SET PROBLEM =>
Report every line in the listing below where the string "границ" shows up.

RECORDS =>
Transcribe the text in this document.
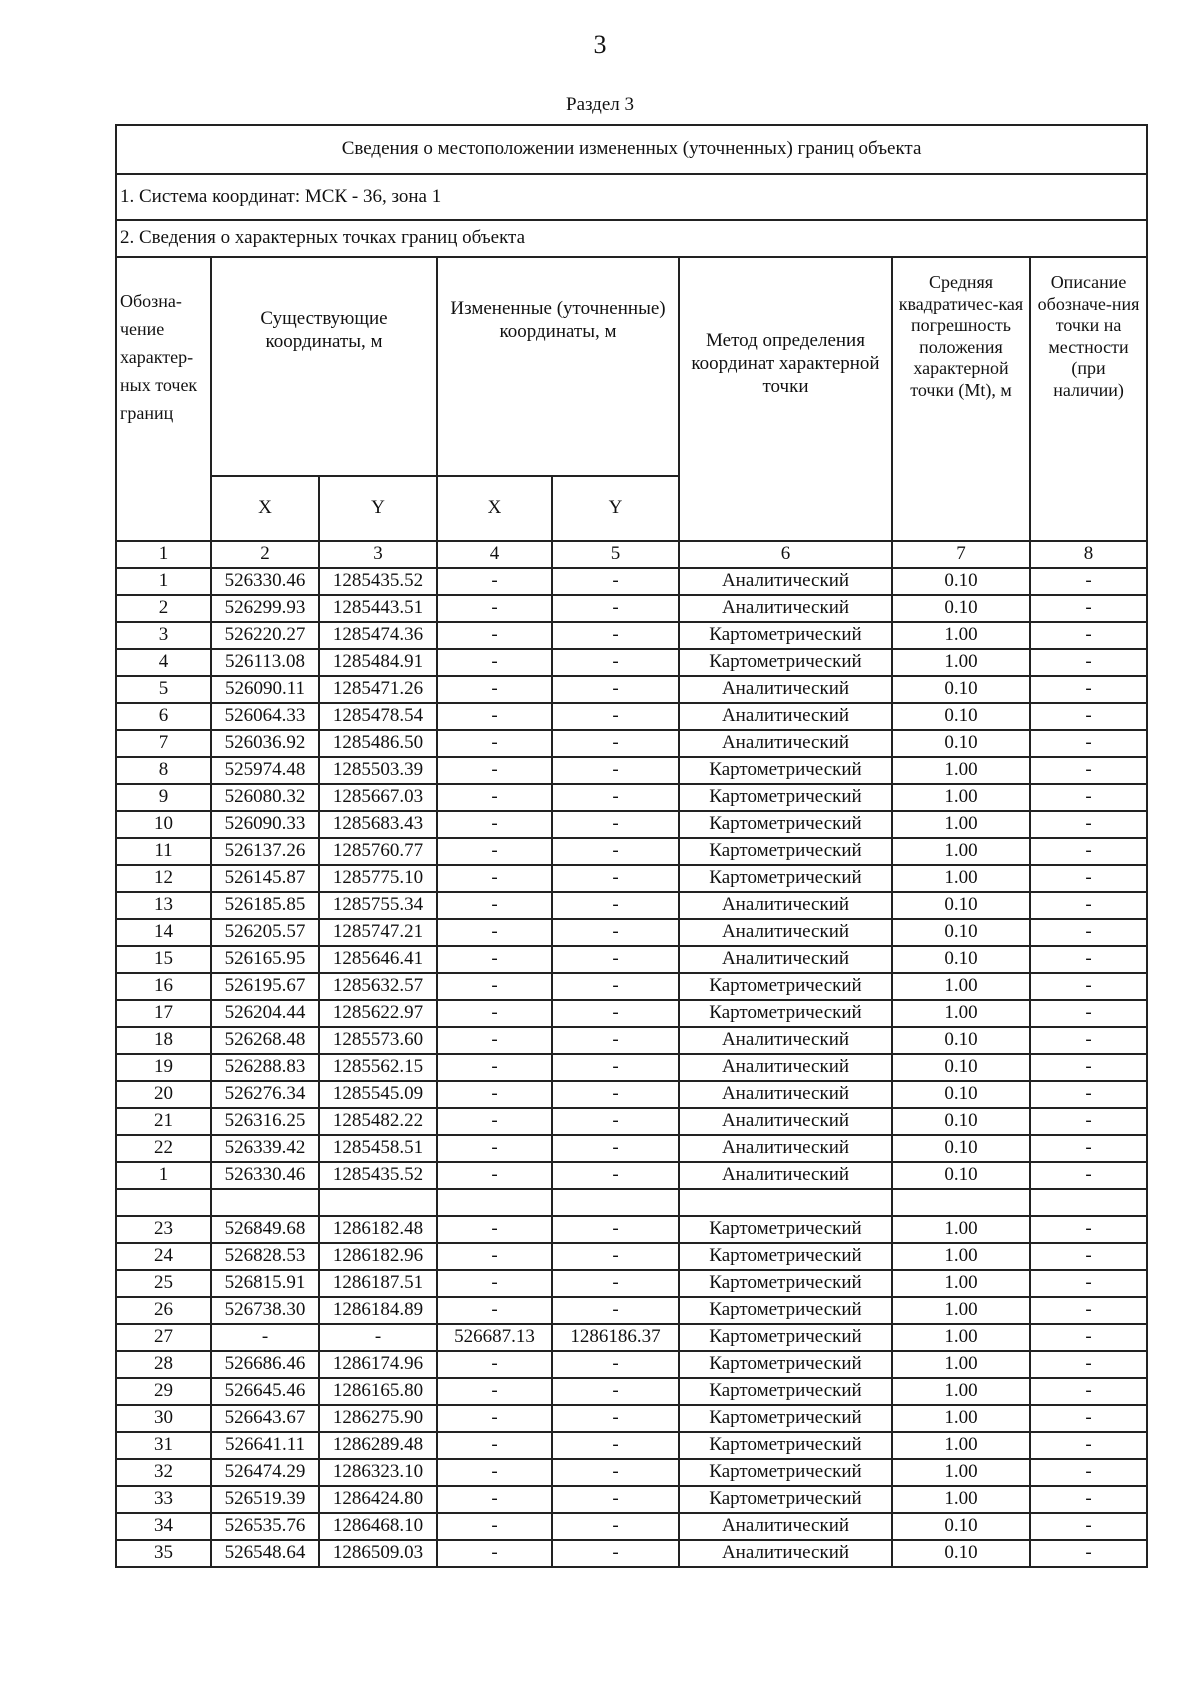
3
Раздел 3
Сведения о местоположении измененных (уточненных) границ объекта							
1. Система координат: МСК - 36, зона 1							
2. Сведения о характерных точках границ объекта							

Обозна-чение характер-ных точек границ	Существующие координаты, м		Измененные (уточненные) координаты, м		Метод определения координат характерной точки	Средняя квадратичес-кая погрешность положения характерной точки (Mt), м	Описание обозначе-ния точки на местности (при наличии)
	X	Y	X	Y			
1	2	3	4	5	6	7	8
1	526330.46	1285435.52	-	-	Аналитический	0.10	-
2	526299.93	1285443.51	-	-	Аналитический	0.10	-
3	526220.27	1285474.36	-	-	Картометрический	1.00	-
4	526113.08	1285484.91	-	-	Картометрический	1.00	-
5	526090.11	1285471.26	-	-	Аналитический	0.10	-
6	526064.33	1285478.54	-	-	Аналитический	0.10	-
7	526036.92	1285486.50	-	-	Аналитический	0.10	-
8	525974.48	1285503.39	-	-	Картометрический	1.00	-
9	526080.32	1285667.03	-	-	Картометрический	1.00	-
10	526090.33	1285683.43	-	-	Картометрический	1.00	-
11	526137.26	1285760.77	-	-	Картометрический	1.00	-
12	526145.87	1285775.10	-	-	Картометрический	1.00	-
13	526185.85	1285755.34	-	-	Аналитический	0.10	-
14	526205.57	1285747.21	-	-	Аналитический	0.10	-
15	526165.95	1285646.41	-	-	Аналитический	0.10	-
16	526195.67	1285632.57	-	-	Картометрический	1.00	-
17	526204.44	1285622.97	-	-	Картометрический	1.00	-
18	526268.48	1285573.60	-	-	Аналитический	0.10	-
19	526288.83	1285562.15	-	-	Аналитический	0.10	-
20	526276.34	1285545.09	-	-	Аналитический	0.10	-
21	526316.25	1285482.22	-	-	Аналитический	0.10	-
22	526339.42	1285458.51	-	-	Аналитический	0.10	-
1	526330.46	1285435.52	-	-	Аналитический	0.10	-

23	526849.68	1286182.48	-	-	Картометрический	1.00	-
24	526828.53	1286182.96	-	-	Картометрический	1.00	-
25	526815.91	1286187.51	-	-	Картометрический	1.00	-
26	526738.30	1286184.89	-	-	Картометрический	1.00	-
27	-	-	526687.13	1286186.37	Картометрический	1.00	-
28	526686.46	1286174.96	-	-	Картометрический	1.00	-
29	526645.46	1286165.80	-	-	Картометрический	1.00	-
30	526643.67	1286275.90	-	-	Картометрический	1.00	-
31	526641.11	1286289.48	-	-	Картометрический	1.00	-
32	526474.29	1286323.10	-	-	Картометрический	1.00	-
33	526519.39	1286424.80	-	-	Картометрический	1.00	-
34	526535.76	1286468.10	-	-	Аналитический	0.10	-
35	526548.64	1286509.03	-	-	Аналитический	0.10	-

WRITTEN ANSWER =>
Сведения о местоположении измененных (уточненных) границ объекта							
2. Сведения о характерных точках границ объекта							
Обозна-чение характер-ных точек границ	Существующие координаты, м		Измененные (уточненные) координаты, м		Метод определения координат характерной точки	Средняя квадратичес-кая погрешность положения характерной точки (Mt), м	Описание обозначе-ния точки на местности (при наличии)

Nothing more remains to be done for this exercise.